===== Source records

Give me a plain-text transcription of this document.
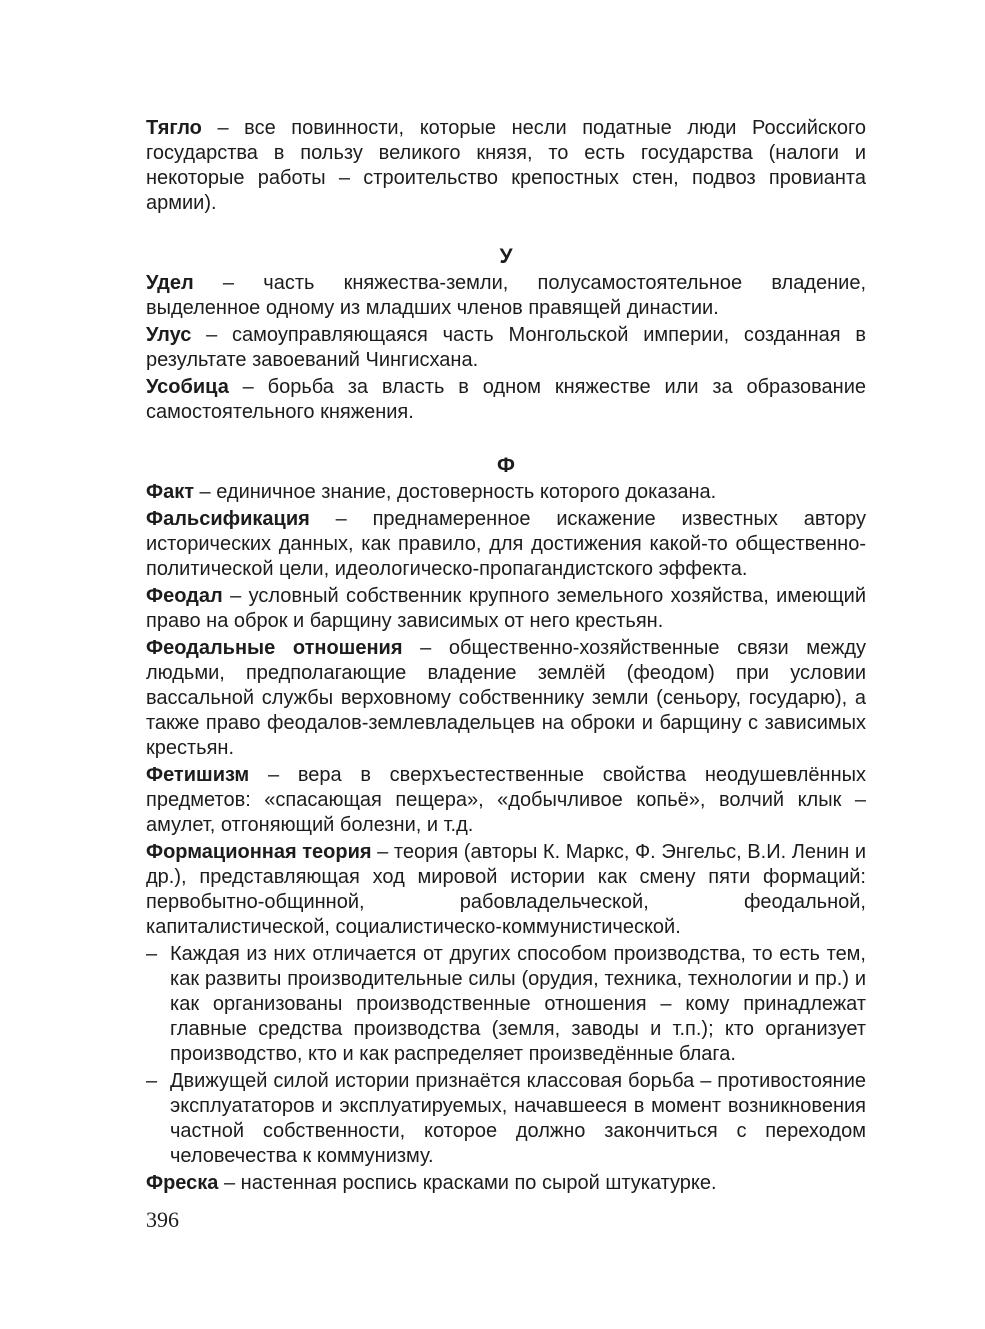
Тягло – все повинности, которые несли податные люди Российского государства в пользу великого князя, то есть государства (налоги и некоторые работы – строительство крепостных стен, подвоз провианта армии).

У

Удел – часть княжества-земли, полусамостоятельное владение, выделенное одному из младших членов правящей династии.

Улус – самоуправляющаяся часть Монгольской империи, созданная в результате завоеваний Чингисхана.

Усобица – борьба за власть в одном княжестве или за образование самостоятельного княжения.

Ф

Факт – единичное знание, достоверность которого доказана.

Фальсификация – преднамеренное искажение известных автору исторических данных, как правило, для достижения какой-то общественно-политической цели, идеологическо-пропагандистского эффекта.

Феодал – условный собственник крупного земельного хозяйства, имеющий право на оброк и барщину зависимых от него крестьян.

Феодальные отношения – общественно-хозяйственные связи между людьми, предполагающие владение землёй (феодом) при условии вассальной службы верховному собственнику земли (сеньору, государю), а также право феодалов-землевладельцев на оброки и барщину с зависимых крестьян.

Фетишизм – вера в сверхъестественные свойства неодушевлённых предметов: «спасающая пещера», «добычливое копьё», волчий клык – амулет, отгоняющий болезни, и т.д.

Формационная теория – теория (авторы К. Маркс, Ф. Энгельс, В.И. Ленин и др.), представляющая ход мировой истории как смену пяти формаций: первобытно-общинной, рабовладельческой, феодальной, капиталистической, социалистическо-коммунистической.

– Каждая из них отличается от других способом производства, то есть тем, как развиты производительные силы (орудия, техника, технологии и пр.) и как организованы производственные отношения – кому принадлежат главные средства производства (земля, заводы и т.п.); кто организует производство, кто и как распределяет произведённые блага.

– Движущей силой истории признаётся классовая борьба – противостояние эксплуататоров и эксплуатируемых, начавшееся в момент возникновения частной собственности, которое должно закончиться с переходом человечества к коммунизму.

Фреска – настенная роспись красками по сырой штукатурке.

396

==========

• _Problem details_
Restate the whole listing above exactly, please, omitting every image.

• _Correct answer_
Give me a plain-text transcription of this document.
Тягло – все повинности, которые несли податные люди Российского государства в пользу великого князя, то есть государства (налоги и некоторые работы – строительство крепостных стен, подвоз провианта армии).

У

Удел – часть княжества-земли, полусамостоятельное владение, выделенное одному из младших членов правящей династии.

Улус – самоуправляющаяся часть Монгольской империи, созданная в результате завоеваний Чингисхана.

Усобица – борьба за власть в одном княжестве или за образование самостоятельного княжения.

Ф

Факт – единичное знание, достоверность которого доказана.

Фальсификация – преднамеренное искажение известных автору исторических данных, как правило, для достижения какой-то общественно-политической цели, идеологическо-пропагандистского эффекта.

Феодал – условный собственник крупного земельного хозяйства, имеющий право на оброк и барщину зависимых от него крестьян.

Феодальные отношения – общественно-хозяйственные связи между людьми, предполагающие владение землёй (феодом) при условии вассальной службы верховному собственнику земли (сеньору, государю), а также право феодалов-землевладельцев на оброки и барщину с зависимых крестьян.

Фетишизм – вера в сверхъестественные свойства неодушевлённых предметов: «спасающая пещера», «добычливое копьё», волчий клык – амулет, отгоняющий болезни, и т.д.

Формационная теория – теория (авторы К. Маркс, Ф. Энгельс, В.И. Ленин и др.), представляющая ход мировой истории как смену пяти формаций: первобытно-общинной, рабовладельческой, феодальной, капиталистической, социалистическо-коммунистической.

– Каждая из них отличается от других способом производства, то есть тем, как развиты производительные силы (орудия, техника, технологии и пр.) и как организованы производственные отношения – кому принадлежат главные средства производства (земля, заводы и т.п.); кто организует производство, кто и как распределяет произведённые блага.

– Движущей силой истории признаётся классовая борьба – противостояние эксплуататоров и эксплуатируемых, начавшееся в момент возникновения частной собственности, которое должно закончиться с переходом человечества к коммунизму.

Фреска – настенная роспись красками по сырой штукатурке.

396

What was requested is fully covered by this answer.